**TEXTO DE LEITURA**
□ □ □
No plano interno, à parte ter sucumbido à pressão do então presidente do STF, Lula proporcionou melhores condições à Polícia Federal, que desencadeou centenas de ações que levaram à prisão "gente graúda" - governadores, desembargadores, juízes, prefeitos, empresários - e fez a Controladoria Geral da União funcionar. Criticou, é verdade, o Tribunal de Contas da União, e com razão, já que este enveredou por um ativismo político inaceitável. Mas respeitou plenamente suas decisões.

Lula também não se deixou encantar pelo canto de sereia dos que lhe anteviam a possibilidade de um terceiro mandato. O ex-presidente tinha tudo para isso, aceitação popular e maioria no Congresso, mas manteve-se firme no respeito às regras vigentes.

Enfim, não foi Lula o "novo anticristo" que muitos alardearam. Mas é fato que, ao menos por estas bandas paulistas, há um preconceito permeando os nativos, que se verifica na preocupação que muitos nutrem em relação aos nordestinos, por exemplo. O caso Maiara Petruso, condenada recentemente por ter promovido uma sórdida campanha pelo Twitter logo depois das eleições presidenciais, é significativo. Em mensagens claras, sem meias palavras, ela pregava a "morte aos nordestinos", associando-os a "vagabundos", usurpadores das "nossas riquezas".

Esse sentimento em relação aos nordestinos continua presente nas redes sociais, na forma de piadas de péssimo gosto, que muitos ingênua ou maldosamente repetem, passam adiante, curtem e festejam. Aos ingênuos e aos maldosos falta respeito, amor ao próximo, tolerância às diferenças.
□ □ □
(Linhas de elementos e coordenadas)
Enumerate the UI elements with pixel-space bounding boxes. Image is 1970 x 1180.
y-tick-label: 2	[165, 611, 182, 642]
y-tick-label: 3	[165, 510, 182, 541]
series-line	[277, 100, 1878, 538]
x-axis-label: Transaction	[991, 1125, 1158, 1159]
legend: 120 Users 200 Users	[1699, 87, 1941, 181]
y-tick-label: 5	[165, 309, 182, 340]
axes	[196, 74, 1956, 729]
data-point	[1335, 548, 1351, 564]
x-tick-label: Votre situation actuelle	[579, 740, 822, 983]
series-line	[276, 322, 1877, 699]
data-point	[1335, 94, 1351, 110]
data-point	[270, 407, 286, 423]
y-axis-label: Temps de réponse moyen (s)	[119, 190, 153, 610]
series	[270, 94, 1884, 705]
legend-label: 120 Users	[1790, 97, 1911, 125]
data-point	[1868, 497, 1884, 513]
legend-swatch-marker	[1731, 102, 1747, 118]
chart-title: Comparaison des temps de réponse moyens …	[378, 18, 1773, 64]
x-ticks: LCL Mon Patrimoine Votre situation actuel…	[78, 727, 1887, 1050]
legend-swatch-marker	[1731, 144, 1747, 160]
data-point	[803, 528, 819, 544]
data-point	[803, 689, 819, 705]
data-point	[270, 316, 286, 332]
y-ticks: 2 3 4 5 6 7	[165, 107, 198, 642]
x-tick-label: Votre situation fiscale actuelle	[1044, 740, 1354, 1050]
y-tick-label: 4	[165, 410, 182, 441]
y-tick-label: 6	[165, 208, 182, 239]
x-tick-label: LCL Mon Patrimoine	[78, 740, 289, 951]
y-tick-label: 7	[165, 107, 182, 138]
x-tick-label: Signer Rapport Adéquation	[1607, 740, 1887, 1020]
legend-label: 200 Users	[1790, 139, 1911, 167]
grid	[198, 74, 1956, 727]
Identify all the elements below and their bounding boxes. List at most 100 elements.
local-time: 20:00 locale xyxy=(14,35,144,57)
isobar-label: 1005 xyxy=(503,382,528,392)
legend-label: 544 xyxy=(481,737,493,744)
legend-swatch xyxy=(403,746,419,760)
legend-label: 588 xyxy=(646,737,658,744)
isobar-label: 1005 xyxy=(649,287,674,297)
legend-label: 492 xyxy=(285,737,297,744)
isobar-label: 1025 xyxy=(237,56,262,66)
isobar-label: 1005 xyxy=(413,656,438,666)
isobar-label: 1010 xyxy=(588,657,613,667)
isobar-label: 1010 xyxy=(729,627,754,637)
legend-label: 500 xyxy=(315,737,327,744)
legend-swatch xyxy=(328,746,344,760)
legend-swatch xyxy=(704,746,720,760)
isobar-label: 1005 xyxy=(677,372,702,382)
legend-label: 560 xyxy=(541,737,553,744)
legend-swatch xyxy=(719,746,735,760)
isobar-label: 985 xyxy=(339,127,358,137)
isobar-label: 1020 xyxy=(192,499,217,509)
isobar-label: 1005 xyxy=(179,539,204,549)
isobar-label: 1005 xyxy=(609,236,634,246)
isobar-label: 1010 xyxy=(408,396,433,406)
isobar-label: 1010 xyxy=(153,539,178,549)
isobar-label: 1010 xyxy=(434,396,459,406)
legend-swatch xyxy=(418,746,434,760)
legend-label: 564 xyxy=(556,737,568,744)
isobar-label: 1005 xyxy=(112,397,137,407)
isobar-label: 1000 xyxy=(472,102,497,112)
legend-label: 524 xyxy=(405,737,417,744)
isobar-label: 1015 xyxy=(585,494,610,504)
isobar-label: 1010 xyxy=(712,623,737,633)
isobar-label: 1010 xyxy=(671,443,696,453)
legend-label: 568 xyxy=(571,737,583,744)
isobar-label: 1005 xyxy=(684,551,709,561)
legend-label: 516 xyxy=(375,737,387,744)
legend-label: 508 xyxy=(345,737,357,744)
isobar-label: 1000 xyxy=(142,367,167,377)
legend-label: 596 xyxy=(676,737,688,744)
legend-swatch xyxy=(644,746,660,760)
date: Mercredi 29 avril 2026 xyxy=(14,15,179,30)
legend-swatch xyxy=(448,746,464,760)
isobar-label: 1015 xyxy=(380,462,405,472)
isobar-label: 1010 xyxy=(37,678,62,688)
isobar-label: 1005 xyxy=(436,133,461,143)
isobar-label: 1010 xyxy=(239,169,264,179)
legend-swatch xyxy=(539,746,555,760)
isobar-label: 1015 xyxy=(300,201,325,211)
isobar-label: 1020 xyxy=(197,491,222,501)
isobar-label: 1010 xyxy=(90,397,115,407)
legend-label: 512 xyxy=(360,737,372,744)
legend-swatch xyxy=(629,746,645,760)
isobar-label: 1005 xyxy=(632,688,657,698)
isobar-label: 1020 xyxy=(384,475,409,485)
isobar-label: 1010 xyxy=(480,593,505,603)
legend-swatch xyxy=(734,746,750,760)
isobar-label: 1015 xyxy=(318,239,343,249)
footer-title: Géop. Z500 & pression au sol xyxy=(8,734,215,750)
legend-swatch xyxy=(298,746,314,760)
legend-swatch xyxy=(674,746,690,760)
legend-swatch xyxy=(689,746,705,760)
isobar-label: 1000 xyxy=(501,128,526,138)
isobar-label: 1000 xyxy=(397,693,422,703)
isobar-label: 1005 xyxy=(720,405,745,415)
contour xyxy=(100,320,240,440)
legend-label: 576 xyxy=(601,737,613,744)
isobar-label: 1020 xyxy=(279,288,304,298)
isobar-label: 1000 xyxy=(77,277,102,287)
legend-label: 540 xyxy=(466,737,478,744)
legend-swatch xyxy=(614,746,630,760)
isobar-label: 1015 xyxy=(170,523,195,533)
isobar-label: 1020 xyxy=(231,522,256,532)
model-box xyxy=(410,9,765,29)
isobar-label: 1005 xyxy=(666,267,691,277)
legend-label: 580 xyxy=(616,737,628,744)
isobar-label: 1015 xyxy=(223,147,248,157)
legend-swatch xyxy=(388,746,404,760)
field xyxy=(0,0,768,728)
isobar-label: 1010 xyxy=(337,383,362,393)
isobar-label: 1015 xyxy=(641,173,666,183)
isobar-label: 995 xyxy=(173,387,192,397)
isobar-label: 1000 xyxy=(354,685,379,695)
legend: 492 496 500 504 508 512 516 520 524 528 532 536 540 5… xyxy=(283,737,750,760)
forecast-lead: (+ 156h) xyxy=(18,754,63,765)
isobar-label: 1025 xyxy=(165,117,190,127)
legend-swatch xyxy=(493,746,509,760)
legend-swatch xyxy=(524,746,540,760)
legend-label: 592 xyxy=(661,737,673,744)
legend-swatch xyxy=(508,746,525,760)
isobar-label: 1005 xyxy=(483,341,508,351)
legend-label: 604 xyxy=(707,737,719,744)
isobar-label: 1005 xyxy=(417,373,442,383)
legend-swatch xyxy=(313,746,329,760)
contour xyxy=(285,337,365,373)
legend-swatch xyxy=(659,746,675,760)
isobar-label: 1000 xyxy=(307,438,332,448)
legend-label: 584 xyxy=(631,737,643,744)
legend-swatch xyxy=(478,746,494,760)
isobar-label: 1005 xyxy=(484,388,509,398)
□ □ □
**INSTRUÇÕES DO EXERCÍCIO**
**1.** Liste os grupos de pessoas que o texto de leitura inclui na "gente graúda" levada à prisão pelas ações da Polícia Federal.
**2.** No trecho das linhas de elementos e coordenadas que vai do início até a linha com "407, 286, 423]", inclusive, troque "data-point" por "marker". Reproduza só esse trecho e mantenha todo o resto igual.

**RESPOSTAS POR TAREFA**
**1.** governadores, desembargadores, juízes, prefeitos, empresários

**2.**
Enumerate the UI elements with pixel-space bounding boxes. Image is 1970 x 1180.
y-tick-label: 2	[165, 611, 182, 642]
y-tick-label: 3	[165, 510, 182, 541]
series-line	[277, 100, 1878, 538]
x-axis-label: Transaction	[991, 1125, 1158, 1159]
legend: 120 Users 200 Users	[1699, 87, 1941, 181]
y-tick-label: 5	[165, 309, 182, 340]
axes	[196, 74, 1956, 729]
marker	[1335, 548, 1351, 564]
x-tick-label: Votre situation actuelle	[579, 740, 822, 983]
series-line	[276, 322, 1877, 699]
marker	[1335, 94, 1351, 110]
marker	[270, 407, 286, 423]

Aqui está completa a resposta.